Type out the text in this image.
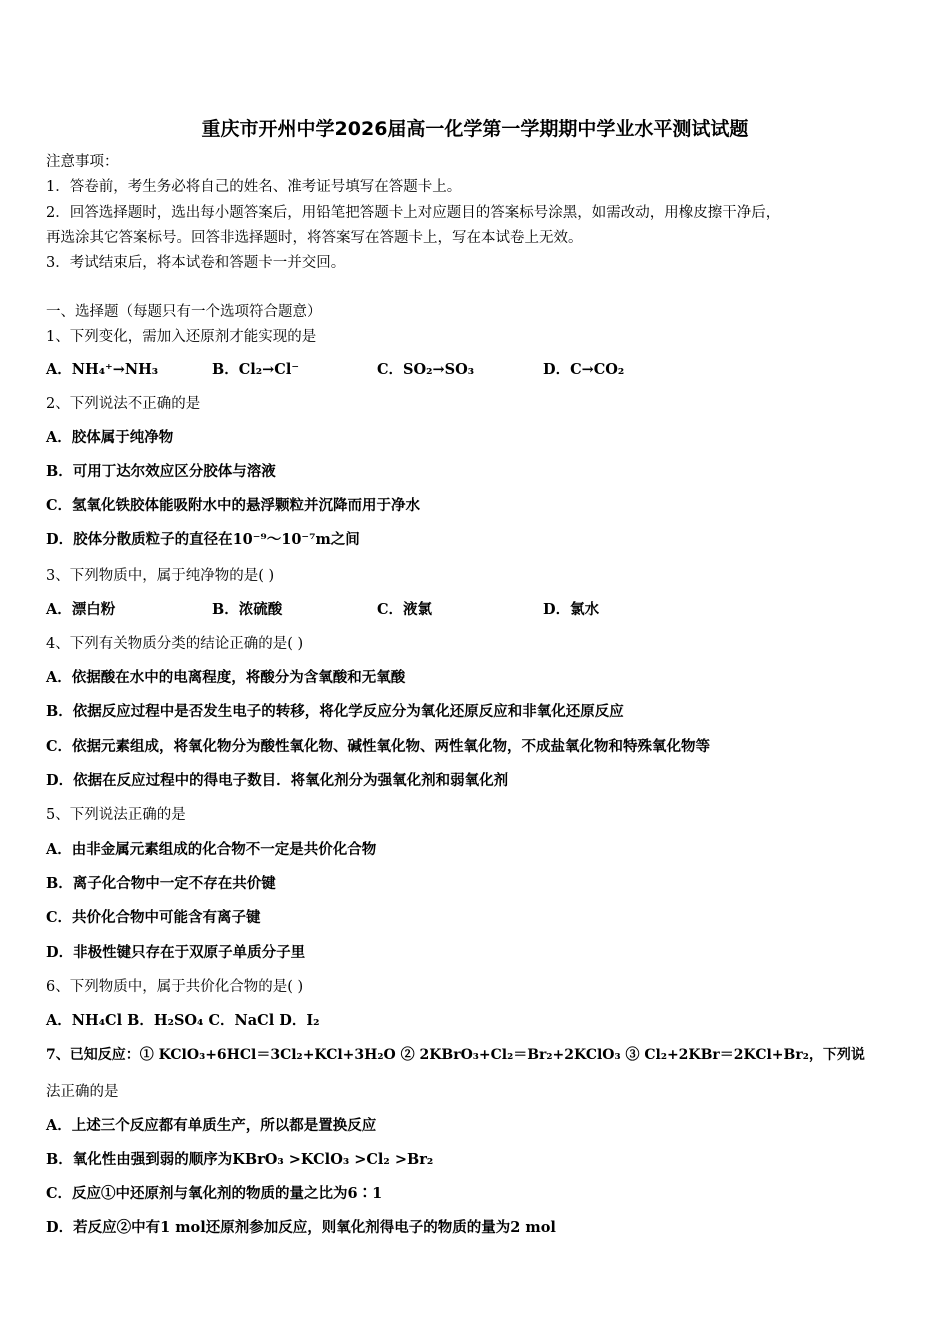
重庆市开州中学2026届高一化学第一学期期中学业水平测试试题
注意事项：
1．答卷前，考生务必将自己的姓名、准考证号填写在答题卡上。
2．回答选择题时，选出每小题答案后，用铅笔把答题卡上对应题目的答案标号涂黑，如需改动，用橡皮擦干净后，
再选涂其它答案标号。回答非选择题时，将答案写在答题卡上，写在本试卷上无效。
3．考试结束后，将本试卷和答题卡一并交回。
一、选择题（每题只有一个选项符合题意）
1、下列变化，需加入还原剂才能实现的是
A．NH₄⁺→NH₃	B．Cl₂→Cl⁻	C．SO₂→SO₃	D．C→CO₂
2、下列说法不正确的是
A．胶体属于纯净物
B．可用丁达尔效应区分胶体与溶液
C．氢氧化铁胶体能吸附水中的悬浮颗粒并沉降而用于净水
D．胶体分散质粒子的直径在10⁻⁹～10⁻⁷m之间
3、下列物质中，属于纯净物的是( )
A．漂白粉	B．浓硫酸	C．液氯	D．氯水
4、下列有关物质分类的结论正确的是( )
A．依据酸在水中的电离程度，将酸分为含氧酸和无氧酸
B．依据反应过程中是否发生电子的转移，将化学反应分为氧化还原反应和非氧化还原反应
C．依据元素组成，将氧化物分为酸性氧化物、碱性氧化物、两性氧化物，不成盐氧化物和特殊氧化物等
D．依据在反应过程中的得电子数目．将氧化剂分为强氧化剂和弱氧化剂
5、下列说法正确的是
A．由非金属元素组成的化合物不一定是共价化合物
B．离子化合物中一定不存在共价键
C．共价化合物中可能含有离子键
D．非极性键只存在于双原子单质分子里
6、下列物质中，属于共价化合物的是( )
A．NH₄Cl B．H₂SO₄ C．NaCl D．I₂
7、已知反应：① KClO₃+6HCl＝3Cl₂+KCl+3H₂O ② 2KBrO₃+Cl₂＝Br₂+2KClO₃ ③ Cl₂+2KBr＝2KCl+Br₂，下列说
法正确的是
A．上述三个反应都有单质生产，所以都是置换反应
B．氧化性由强到弱的顺序为KBrO₃ >KClO₃ >Cl₂ >Br₂
C．反应①中还原剂与氧化剂的物质的量之比为6∶1
D．若反应②中有1 mol还原剂参加反应，则氧化剂得电子的物质的量为2 mol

- To do -
Return all the entries word for word, but omit any pictures they contain.

- Reply -
Type out the text in this image.
重庆市开州中学2026届高一化学第一学期期中学业水平测试试题
注意事项：
1．答卷前，考生务必将自己的姓名、准考证号填写在答题卡上。
2．回答选择题时，选出每小题答案后，用铅笔把答题卡上对应题目的答案标号涂黑，如需改动，用橡皮擦干净后，
再选涂其它答案标号。回答非选择题时，将答案写在答题卡上，写在本试卷上无效。
3．考试结束后，将本试卷和答题卡一并交回。
一、选择题（每题只有一个选项符合题意）
1、下列变化，需加入还原剂才能实现的是
A．NH₄⁺→NH₃	B．Cl₂→Cl⁻	C．SO₂→SO₃	D．C→CO₂
2、下列说法不正确的是
A．胶体属于纯净物
B．可用丁达尔效应区分胶体与溶液
C．氢氧化铁胶体能吸附水中的悬浮颗粒并沉降而用于净水
D．胶体分散质粒子的直径在10⁻⁹～10⁻⁷m之间
3、下列物质中，属于纯净物的是( )
A．漂白粉	B．浓硫酸	C．液氯	D．氯水
4、下列有关物质分类的结论正确的是( )
A．依据酸在水中的电离程度，将酸分为含氧酸和无氧酸
B．依据反应过程中是否发生电子的转移，将化学反应分为氧化还原反应和非氧化还原反应
C．依据元素组成，将氧化物分为酸性氧化物、碱性氧化物、两性氧化物，不成盐氧化物和特殊氧化物等
D．依据在反应过程中的得电子数目．将氧化剂分为强氧化剂和弱氧化剂
5、下列说法正确的是
A．由非金属元素组成的化合物不一定是共价化合物
B．离子化合物中一定不存在共价键
C．共价化合物中可能含有离子键
D．非极性键只存在于双原子单质分子里
6、下列物质中，属于共价化合物的是( )
A．NH₄Cl B．H₂SO₄ C．NaCl D．I₂
7、已知反应：① KClO₃+6HCl＝3Cl₂+KCl+3H₂O ② 2KBrO₃+Cl₂＝Br₂+2KClO₃ ③ Cl₂+2KBr＝2KCl+Br₂，下列说
法正确的是
A．上述三个反应都有单质生产，所以都是置换反应
B．氧化性由强到弱的顺序为KBrO₃ >KClO₃ >Cl₂ >Br₂
C．反应①中还原剂与氧化剂的物质的量之比为6∶1
D．若反应②中有1 mol还原剂参加反应，则氧化剂得电子的物质的量为2 mol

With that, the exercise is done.